To be done:
[1] List every username in the forum thread about 40k homebrew rules that appears with a date and time beneath it.
[2] Carry the forum thread about 40k homebrew rules forward from its last post.

One time we tried doing each side activates a unit at a time alternating back and forth between each side until both sides had moved all their units. Each unit also got a number of actions such as move/shoot/charge ect. It worked out to be quite fun though we found out that it made the game much longer seeing as we only got in 2 full turns. Still was alot more fun then One side sitting through the others entire turn before getting to do anything.

I think to me and the people I play with we see this simply as a game. It's something we do on our thursday nights to have fun. If changing the rules slightly, or writing entirely new army books is part of the fun I see nothing wrong with that.

However if you wrote your own army book and went looking for pick up games I wouldn't be surprised if you didn't get to many games. IMO if you bring the rules you wrote up and let me look through them before the game and I don't think they are going to make for an unfun game I'll put my army on the board and throw dice. A games a game after all rather it's with offical GW rules or fan made rules.

druchii
13-01-2010, 07:38
Myself and several friends were talking about our growing distaste for 40k, mainly stemming from the CSM codex, 5th ed, and the new Tyranid codex.

We all went from playing roughly 9 games a week back in mid 4th ed, to playing about 1 game every 2 months currently on average. (one of use simply no longer plays)

We were discussing our various options, from switching to another game (Warmachine was one idea), to simply giving up the game entirely. Since we all have a significant chunk of change invested in 40k and it's models, we are somewhat reluctant to utterly abandon the hobby.

So, the question was raised: What about 40k homebrew? I'm somewhat surprised that this is not a more common thing, since GW seems utterly opposed to living codices, timely FAQs, rules testing, etc.

So, would you give a 40k homebrew variant a try? I certainly would be curious to give it a go.

~Murphey

I'd try it, but I'd bet that 5th ed. would still be better.

And I think you see fewer homebrew rules sets because making a cohesive, good body of rules is actually quite difficult. Especially making said rules parsimonious and understandable by joe-beer-stain.

d

Lord Solar Plexus
13-01-2010, 08:36
No, I wouldn't. I'm perfectly happy with the game as is.

Petay1985
13-01-2010, 09:13
My 40k friends and i run home brew rules all the time, the level of change varies minor alterations (e.g. land raider able to fire both sponson weapons as standard) to major re-writes (Imperial Guard Storm Troopers!) we are even writing a Codex Inquisition at the moment, which is shaping up very nicely!! :cool:

Drakon
13-01-2010, 09:24
If you liked 4th so much, why not play that?

Given records:
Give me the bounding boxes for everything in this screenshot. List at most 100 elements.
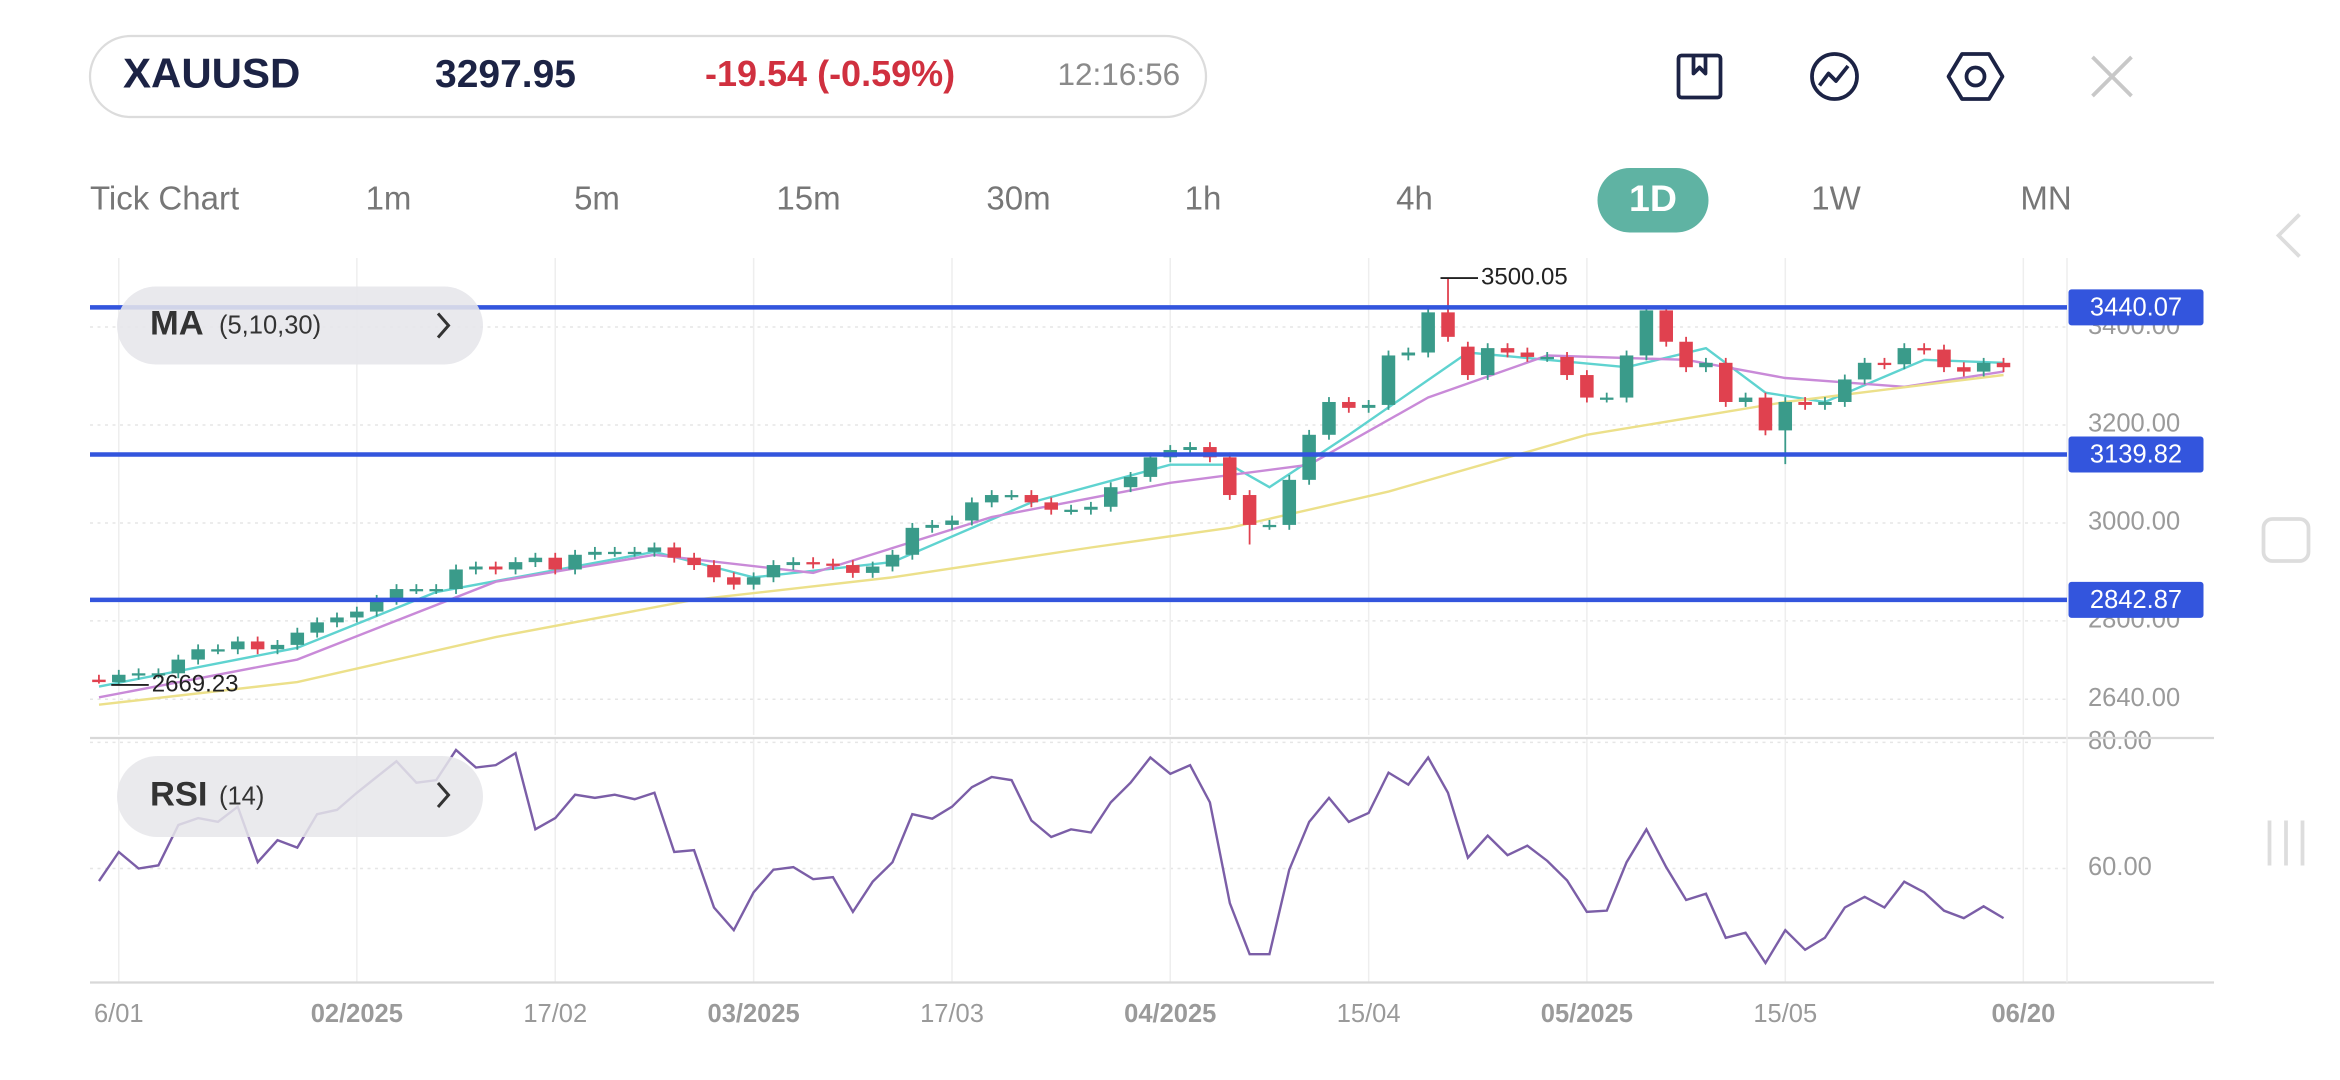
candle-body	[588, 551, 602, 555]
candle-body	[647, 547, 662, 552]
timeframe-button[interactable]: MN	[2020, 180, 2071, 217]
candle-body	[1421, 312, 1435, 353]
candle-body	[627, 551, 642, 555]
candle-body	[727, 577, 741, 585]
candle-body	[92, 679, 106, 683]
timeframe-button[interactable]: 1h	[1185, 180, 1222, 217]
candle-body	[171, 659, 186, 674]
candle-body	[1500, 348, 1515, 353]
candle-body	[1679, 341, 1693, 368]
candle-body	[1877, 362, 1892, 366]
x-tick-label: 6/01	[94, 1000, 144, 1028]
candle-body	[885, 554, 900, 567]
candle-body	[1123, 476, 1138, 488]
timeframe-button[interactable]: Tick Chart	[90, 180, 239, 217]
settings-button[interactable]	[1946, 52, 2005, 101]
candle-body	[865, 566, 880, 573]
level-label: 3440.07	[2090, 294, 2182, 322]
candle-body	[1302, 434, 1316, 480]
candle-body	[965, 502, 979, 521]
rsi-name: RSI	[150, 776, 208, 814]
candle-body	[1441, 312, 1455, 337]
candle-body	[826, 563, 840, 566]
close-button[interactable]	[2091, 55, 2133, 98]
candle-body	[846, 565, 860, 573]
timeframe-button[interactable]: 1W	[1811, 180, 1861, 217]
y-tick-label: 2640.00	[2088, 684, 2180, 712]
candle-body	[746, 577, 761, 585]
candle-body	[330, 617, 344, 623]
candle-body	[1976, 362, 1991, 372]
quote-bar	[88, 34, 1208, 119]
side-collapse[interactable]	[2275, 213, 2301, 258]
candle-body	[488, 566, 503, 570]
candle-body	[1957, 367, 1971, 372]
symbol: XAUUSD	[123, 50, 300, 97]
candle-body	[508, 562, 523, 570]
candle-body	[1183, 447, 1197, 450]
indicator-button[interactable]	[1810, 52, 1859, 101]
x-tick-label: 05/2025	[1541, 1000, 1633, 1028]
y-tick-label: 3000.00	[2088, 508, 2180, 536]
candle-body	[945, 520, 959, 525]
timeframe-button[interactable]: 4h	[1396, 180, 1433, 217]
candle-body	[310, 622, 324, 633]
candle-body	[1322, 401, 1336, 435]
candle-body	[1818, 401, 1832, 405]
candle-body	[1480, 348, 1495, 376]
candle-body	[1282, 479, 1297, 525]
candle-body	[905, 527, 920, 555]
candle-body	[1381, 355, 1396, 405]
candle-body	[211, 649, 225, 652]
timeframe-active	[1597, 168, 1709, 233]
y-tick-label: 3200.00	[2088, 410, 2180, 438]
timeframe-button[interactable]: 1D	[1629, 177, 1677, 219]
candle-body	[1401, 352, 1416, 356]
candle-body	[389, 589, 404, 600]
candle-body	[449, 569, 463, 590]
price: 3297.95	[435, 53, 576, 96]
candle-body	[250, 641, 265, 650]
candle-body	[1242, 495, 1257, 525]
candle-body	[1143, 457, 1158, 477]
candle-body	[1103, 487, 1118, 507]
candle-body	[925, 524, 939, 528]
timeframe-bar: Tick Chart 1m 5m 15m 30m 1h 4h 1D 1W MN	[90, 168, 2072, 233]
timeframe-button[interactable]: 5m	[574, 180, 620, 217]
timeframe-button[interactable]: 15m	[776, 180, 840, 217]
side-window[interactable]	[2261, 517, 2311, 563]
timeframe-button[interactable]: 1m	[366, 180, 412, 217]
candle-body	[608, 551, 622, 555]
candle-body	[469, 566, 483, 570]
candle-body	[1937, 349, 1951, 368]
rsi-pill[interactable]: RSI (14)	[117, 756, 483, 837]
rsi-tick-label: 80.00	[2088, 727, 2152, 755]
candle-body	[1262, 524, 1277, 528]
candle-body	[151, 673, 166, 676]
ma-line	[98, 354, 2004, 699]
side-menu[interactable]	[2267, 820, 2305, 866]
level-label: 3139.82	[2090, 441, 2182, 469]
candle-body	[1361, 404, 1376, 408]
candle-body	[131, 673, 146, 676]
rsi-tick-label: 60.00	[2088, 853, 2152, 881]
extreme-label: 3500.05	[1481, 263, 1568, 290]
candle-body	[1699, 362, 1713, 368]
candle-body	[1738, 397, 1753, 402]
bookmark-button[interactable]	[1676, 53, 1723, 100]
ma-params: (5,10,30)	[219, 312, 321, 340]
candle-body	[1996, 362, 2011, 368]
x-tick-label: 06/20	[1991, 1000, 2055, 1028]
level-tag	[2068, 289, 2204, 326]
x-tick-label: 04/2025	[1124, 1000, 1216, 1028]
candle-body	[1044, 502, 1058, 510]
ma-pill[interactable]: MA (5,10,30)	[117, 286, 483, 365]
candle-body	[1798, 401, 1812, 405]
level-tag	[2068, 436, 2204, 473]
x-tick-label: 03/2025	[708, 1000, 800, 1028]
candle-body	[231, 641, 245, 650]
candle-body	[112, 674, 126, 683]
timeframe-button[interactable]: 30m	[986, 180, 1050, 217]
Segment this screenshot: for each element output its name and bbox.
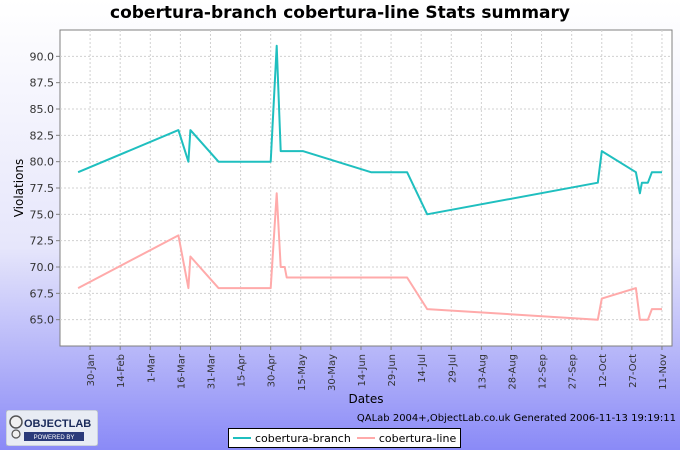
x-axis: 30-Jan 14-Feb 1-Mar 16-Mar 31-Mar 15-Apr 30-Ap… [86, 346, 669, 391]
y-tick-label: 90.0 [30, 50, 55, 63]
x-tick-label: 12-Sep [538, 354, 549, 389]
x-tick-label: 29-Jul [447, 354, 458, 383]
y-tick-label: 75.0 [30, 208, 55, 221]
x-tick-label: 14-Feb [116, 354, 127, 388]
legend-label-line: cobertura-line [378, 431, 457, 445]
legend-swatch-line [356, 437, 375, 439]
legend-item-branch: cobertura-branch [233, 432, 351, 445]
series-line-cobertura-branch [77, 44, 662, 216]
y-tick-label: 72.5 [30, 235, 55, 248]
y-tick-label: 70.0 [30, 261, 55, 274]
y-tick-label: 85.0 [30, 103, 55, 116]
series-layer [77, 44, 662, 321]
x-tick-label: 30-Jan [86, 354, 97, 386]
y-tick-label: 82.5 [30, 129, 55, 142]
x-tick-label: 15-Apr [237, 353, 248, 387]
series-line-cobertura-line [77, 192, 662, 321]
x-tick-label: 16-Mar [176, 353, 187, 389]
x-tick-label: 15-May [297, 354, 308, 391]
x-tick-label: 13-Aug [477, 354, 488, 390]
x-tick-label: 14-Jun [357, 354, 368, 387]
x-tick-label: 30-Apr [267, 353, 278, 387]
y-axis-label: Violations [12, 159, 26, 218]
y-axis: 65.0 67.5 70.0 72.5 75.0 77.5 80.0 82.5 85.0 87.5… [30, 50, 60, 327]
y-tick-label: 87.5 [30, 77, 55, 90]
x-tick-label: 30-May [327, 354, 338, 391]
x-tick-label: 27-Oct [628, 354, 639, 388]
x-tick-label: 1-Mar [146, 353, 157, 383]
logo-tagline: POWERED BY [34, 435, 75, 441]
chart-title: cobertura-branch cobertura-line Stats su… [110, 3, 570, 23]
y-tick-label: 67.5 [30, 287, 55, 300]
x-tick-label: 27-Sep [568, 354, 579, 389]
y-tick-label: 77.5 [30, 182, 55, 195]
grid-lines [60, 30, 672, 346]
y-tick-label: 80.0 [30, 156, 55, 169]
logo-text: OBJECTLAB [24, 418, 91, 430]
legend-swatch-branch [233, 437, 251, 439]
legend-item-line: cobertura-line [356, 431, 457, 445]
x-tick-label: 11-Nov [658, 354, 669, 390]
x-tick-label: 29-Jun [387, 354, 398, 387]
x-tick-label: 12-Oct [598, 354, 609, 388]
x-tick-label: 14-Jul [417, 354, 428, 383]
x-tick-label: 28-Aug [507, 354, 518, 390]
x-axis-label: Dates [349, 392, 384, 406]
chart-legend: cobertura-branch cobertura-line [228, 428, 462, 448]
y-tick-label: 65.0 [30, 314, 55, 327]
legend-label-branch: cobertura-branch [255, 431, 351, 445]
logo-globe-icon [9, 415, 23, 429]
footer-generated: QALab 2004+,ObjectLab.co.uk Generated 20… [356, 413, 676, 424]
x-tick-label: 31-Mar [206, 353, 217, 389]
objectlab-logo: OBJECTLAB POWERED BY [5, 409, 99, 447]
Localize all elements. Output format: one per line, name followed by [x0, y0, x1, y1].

Set of answers:
[1] druchii, Lord Solar Plexus, Petay1985, Drakon

[2]
exactly my thought, if you use to play it alot you would most likely still have all the rules and books so why not jsut play 4th?

if you want to go and make homebrew rules do it why do you need to come online and ask a question like this if all are for it? really i would understand if it was half and half but if all are for it and you think you can then just do it

Also what is wrong about 5th? sorry i just dont see it i think its fine and with the size of the rules that they have to make and all the books for every single army that they make do you think there all going to be uber storng and have no flaws? comon do you really think you could do a better job if you had to right them all and have everybody in teh whole world praising your greatness while still making the models to keep people in the hobby?

sorry i just cant stand it when because something isnt the way a certain couple of people dont want it to be they will scream out and say its crap and GW dont know what they are doing. there seems to be alot of people that are happy to keep playing and havent stayed with previous versions

the1stpip
13-01-2010, 10:30
Although I wouldnt say never, I would be very skeptical that the rules were suitably balanced.

It would be much better to just introduce some house rules to change the areas you are not happy with.

IJW
13-01-2010, 10:41
Sure I'd try it, but having dabbled with writing rules-set myself a few times I have to echo the suggestions to just use 4th edition or Stargrunt instead.

Helicon_One
13-01-2010, 10:57
Its your gaming group, if you want to switch back to 4th Ed or rewrite the movement rules or make a warmachine hybrid or resolve shooting by firing stones at your enemy's models with a catapult, do whatever you like.

Would I give your particular ruleset a try? Probably not in all honesty, there's hundreds of 40K rewrites out there and unless yours had some incredible innovation that leapt out at me I'd read through it out of curiosity and keep using the existing set, since I don't have many issues with it.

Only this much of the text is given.